## Material for the task
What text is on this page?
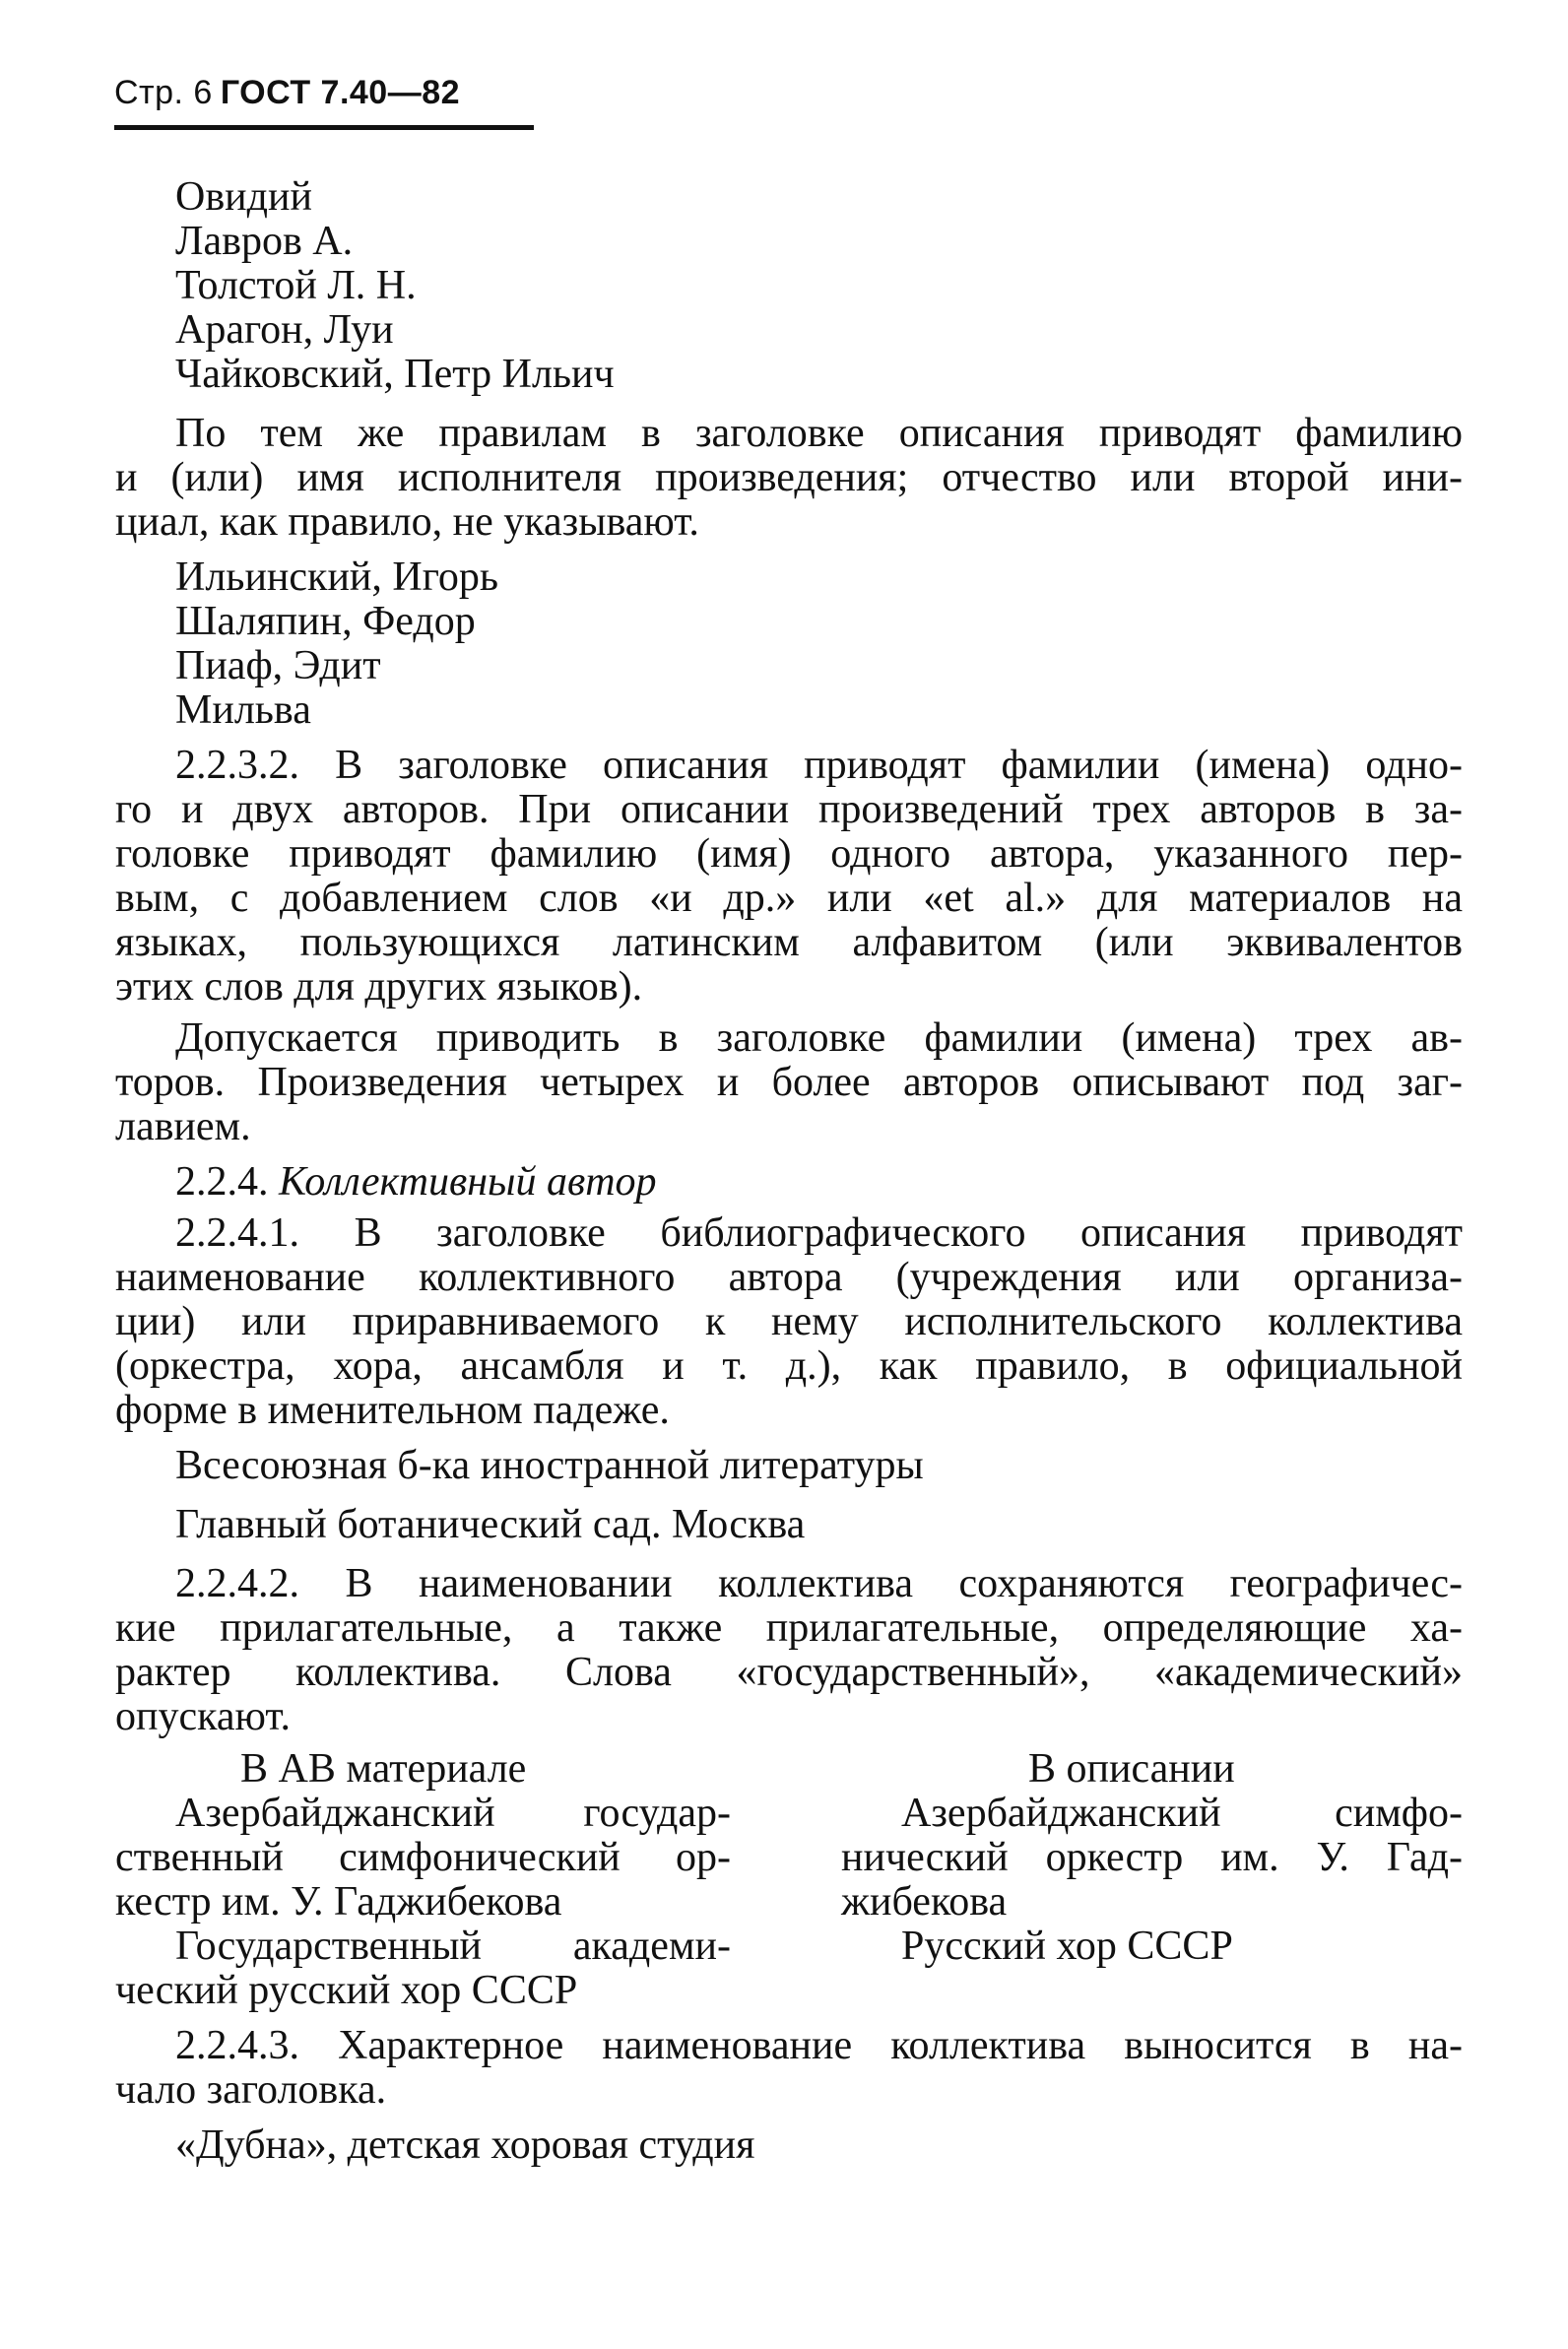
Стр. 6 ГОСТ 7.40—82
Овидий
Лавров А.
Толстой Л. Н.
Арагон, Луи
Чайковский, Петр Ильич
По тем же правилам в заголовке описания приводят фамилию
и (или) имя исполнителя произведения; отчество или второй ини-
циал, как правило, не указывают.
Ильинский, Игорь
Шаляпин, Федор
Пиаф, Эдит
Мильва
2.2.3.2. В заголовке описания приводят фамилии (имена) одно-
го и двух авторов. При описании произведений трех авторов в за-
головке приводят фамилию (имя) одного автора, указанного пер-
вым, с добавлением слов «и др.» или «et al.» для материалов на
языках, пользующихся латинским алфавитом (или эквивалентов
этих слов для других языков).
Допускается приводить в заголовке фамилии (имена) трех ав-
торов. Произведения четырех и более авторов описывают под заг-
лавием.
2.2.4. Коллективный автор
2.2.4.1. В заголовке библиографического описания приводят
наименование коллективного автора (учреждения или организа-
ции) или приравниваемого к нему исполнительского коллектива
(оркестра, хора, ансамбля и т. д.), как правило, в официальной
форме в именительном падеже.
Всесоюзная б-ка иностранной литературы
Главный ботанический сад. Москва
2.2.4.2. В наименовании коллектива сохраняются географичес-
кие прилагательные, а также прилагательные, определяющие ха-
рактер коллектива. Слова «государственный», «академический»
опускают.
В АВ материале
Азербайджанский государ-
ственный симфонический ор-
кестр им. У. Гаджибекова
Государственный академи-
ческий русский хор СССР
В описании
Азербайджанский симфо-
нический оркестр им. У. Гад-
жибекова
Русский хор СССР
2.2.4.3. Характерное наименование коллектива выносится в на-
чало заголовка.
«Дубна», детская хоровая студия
--
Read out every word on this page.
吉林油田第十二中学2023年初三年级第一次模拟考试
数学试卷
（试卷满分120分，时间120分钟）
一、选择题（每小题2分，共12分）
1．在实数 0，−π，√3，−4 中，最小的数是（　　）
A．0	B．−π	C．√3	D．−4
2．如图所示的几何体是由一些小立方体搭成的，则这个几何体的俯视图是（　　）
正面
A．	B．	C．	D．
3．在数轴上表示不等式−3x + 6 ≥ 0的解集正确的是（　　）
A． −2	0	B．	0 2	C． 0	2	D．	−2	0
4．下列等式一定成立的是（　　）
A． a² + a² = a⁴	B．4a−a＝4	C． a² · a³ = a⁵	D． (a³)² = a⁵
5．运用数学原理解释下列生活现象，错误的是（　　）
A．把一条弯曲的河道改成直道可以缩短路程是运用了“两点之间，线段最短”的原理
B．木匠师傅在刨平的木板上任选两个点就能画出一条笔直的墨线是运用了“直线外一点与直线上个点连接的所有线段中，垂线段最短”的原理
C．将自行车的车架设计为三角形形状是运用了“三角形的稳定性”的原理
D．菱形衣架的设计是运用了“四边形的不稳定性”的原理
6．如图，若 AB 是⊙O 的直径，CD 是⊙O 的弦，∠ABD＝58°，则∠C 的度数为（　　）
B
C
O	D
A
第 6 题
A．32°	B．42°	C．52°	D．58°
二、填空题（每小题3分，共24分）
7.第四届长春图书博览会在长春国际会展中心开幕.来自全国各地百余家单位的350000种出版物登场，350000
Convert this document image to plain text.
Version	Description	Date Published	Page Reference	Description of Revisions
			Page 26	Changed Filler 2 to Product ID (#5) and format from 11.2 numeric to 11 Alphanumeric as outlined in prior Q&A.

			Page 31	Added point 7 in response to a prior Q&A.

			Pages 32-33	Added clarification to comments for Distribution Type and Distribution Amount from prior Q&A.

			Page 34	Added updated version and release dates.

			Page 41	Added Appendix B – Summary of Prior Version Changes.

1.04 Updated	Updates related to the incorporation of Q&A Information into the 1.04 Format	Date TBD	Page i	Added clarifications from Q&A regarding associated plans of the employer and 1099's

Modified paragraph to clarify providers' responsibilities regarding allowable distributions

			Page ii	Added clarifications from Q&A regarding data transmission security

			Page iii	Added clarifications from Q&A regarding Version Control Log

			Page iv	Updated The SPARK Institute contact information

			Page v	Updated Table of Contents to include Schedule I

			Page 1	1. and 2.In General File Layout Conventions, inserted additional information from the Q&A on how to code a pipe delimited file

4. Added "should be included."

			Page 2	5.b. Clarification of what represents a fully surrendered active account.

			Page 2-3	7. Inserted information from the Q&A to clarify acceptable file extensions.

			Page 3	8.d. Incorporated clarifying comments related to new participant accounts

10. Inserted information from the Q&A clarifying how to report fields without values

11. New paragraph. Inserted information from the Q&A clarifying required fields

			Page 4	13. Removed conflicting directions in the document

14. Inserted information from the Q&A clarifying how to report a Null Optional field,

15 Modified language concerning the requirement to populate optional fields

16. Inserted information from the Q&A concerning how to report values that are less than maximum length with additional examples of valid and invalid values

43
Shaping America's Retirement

## What the exercise asks
In the entries above, count each line that holds "related". Give the total and nothing else.

## Answer
2